#### What to produce
Check every line of the material below for the string "limodzi", and return the ones that have it.

++++++++

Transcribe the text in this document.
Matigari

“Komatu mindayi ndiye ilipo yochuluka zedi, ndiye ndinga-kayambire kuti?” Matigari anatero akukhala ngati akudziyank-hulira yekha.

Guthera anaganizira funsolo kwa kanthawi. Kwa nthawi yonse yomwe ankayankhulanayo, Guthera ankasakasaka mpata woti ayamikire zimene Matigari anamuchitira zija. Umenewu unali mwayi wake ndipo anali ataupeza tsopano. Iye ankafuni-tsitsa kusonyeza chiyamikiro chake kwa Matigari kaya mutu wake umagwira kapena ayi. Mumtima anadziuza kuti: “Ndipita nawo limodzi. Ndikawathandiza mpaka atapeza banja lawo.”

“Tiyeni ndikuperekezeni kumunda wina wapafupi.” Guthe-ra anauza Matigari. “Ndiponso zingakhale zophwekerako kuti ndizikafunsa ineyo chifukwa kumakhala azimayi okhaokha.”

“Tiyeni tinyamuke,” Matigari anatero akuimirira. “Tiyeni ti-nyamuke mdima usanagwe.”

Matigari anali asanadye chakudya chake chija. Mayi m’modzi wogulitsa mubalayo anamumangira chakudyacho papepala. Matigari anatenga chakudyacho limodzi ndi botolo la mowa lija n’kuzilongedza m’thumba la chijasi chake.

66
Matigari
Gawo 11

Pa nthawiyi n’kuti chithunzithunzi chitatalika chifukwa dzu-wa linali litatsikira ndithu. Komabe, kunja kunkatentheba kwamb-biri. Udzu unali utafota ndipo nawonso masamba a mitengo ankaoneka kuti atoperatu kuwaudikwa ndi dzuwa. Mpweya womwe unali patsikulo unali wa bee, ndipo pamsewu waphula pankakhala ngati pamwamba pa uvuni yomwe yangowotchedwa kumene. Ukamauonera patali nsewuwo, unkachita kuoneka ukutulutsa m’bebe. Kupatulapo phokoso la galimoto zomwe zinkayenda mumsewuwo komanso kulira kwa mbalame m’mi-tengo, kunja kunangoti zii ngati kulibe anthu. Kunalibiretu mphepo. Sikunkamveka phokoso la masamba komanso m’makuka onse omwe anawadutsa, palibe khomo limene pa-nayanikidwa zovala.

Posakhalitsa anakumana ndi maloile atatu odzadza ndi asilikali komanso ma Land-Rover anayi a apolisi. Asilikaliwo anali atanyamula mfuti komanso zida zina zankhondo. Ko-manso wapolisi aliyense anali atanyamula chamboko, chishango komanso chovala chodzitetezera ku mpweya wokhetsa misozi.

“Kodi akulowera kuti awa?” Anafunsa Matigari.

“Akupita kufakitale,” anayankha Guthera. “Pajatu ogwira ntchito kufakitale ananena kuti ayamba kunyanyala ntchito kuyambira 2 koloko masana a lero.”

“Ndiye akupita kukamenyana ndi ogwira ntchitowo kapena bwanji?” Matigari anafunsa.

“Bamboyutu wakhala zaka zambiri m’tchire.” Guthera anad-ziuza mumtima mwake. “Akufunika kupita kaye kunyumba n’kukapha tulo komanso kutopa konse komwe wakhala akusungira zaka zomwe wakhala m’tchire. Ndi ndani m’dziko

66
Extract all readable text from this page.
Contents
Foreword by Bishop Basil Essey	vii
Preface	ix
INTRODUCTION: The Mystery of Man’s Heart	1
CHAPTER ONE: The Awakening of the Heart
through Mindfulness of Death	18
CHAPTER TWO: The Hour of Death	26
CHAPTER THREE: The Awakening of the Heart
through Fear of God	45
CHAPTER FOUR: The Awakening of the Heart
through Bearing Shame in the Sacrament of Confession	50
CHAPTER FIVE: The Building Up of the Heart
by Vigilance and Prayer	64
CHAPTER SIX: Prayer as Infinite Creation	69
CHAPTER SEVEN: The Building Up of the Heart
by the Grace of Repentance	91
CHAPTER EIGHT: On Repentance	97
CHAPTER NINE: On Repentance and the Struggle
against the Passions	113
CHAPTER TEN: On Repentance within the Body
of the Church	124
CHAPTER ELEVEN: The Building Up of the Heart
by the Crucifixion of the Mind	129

++++++++

#### Task response
Guthera anaganizira funsolo kwa kanthawi. Kwa nthawi yonse yomwe ankayankhulanayo, Guthera ankasakasaka mpata woti ayamikire zimene Matigari anamuchitira zija. Umenewu unali mwayi wake ndipo anali ataupeza tsopano. Iye ankafuni-tsitsa kusonyeza chiyamikiro chake kwa Matigari kaya mutu wake umagwira kapena ayi. Mumtima anadziuza kuti: “Ndipita nawo limodzi. Ndikawathandiza mpaka atapeza banja lawo.”
Matigari anali asanadye chakudya chake chija. Mayi m’modzi wogulitsa mubalayo anamumangira chakudyacho papepala. Matigari anatenga chakudyacho limodzi ndi botolo la mowa lija n’kuzilongedza m’thumba la chijasi chake.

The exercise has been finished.